> **Exercise requirements**
Give every line from the entries that contains "category".

----------

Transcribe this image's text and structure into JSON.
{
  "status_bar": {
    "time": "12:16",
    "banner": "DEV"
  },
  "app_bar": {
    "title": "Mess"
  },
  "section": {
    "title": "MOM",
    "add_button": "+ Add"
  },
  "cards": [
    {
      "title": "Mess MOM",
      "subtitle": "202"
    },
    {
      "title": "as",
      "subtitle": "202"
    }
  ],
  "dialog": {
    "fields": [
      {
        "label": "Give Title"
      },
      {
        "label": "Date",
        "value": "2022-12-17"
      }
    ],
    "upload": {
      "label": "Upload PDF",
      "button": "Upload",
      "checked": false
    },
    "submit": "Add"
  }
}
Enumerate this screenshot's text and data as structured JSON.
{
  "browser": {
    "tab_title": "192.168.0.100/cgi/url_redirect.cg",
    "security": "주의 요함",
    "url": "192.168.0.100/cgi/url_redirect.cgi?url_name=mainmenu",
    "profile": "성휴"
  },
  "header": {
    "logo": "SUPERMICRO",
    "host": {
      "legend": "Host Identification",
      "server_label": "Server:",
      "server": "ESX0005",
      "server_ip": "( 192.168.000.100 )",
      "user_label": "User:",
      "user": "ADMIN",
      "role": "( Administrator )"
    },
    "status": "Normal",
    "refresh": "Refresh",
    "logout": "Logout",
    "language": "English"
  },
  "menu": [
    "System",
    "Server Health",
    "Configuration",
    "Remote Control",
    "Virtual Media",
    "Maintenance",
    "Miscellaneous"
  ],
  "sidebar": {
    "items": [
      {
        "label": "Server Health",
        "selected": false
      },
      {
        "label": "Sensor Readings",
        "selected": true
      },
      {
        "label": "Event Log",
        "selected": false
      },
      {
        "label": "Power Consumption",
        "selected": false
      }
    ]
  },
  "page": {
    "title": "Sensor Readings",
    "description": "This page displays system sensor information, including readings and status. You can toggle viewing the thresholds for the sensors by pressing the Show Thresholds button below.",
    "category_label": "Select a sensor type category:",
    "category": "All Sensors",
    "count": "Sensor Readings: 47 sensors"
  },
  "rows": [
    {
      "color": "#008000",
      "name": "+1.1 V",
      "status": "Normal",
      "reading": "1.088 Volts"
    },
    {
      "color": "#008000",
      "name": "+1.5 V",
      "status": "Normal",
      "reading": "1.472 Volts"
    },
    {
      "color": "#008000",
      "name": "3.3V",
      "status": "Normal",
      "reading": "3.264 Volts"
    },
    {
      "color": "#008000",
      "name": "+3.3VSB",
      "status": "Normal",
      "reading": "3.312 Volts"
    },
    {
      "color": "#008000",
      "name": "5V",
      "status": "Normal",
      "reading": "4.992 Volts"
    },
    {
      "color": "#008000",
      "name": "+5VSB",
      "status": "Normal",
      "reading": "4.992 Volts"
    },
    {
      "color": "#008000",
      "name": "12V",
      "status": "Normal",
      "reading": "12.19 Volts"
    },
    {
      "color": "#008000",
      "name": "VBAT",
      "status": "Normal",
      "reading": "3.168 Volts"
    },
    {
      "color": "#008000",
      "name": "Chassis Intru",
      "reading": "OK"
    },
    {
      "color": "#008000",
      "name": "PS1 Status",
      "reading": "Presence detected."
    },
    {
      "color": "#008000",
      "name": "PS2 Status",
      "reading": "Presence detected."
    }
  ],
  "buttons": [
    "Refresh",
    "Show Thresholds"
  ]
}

----------

> **Written response**
    "category_label": "Select a sensor type category:",
    "category": "All Sensors",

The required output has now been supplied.